Tally up the lines where the string "data" appears; reply with the number only.
--- Begin INFORMATION SUPPLIED ---
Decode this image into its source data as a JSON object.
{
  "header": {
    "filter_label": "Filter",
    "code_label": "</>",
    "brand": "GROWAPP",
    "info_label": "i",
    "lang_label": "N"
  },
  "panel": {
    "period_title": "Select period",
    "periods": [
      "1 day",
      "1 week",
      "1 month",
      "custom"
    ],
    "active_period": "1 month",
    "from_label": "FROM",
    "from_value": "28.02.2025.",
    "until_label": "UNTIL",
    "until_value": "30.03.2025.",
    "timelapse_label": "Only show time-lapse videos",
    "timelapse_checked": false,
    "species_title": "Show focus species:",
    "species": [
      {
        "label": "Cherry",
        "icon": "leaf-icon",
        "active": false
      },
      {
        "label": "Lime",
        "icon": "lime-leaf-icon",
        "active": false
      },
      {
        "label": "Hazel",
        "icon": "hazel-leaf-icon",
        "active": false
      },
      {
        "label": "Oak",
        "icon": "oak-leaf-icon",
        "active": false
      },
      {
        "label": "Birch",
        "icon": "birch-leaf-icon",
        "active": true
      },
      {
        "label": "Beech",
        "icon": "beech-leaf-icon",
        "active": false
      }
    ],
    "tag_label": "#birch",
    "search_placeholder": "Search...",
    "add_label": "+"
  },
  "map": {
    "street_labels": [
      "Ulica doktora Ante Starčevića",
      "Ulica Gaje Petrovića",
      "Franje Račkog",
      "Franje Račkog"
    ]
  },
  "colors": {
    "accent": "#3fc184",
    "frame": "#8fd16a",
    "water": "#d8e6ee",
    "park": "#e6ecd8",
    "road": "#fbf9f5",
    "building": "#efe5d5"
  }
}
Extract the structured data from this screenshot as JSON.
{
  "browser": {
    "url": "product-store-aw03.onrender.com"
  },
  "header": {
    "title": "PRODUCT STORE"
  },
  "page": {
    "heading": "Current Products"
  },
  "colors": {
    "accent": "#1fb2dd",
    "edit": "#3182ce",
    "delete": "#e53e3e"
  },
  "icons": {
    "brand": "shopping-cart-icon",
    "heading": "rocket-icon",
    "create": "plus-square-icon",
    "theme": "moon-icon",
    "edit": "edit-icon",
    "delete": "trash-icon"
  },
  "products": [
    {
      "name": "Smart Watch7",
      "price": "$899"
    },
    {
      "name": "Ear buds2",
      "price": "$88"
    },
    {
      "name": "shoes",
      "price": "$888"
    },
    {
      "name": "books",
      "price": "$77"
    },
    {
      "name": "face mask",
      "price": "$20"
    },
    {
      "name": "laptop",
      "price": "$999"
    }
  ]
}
--- End INFORMATION SUPPLIED ---
• **RESULT**:
2